## Start
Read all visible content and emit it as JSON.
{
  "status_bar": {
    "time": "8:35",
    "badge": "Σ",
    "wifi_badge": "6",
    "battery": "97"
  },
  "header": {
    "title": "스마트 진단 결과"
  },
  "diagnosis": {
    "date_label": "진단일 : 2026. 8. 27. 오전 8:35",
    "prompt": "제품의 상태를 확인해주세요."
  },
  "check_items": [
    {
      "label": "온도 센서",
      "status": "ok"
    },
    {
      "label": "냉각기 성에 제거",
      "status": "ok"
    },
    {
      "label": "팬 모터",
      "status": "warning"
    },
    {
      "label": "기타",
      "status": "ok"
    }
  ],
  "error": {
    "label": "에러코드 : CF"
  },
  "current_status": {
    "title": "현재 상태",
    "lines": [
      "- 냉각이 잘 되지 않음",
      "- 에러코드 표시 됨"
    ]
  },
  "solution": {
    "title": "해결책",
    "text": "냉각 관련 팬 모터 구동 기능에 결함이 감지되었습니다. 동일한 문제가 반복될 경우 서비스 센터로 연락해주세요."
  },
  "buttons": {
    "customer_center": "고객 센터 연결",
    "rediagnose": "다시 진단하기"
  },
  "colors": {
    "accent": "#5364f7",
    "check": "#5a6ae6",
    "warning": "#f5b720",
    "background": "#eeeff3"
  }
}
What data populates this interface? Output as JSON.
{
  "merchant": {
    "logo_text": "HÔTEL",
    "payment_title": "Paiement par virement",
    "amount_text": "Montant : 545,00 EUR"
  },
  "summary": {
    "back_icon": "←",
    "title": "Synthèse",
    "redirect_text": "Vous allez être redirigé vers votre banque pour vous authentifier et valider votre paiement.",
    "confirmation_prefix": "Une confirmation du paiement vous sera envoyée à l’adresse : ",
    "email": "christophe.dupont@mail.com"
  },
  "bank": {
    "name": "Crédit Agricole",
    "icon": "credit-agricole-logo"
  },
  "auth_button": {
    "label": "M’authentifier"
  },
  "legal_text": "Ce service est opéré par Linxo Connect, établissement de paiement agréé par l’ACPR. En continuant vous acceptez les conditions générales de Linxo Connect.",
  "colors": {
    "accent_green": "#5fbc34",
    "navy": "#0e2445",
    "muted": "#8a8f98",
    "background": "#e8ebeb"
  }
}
## End
Task to complete ::
Take every line that includes the string "authentifier" and copy it.

Exercise solution ::
    "redirect_text": "Vous allez être redirigé vers votre banque pour vous authentifier et valider votre paiement.",
    "label": "M’authentifier"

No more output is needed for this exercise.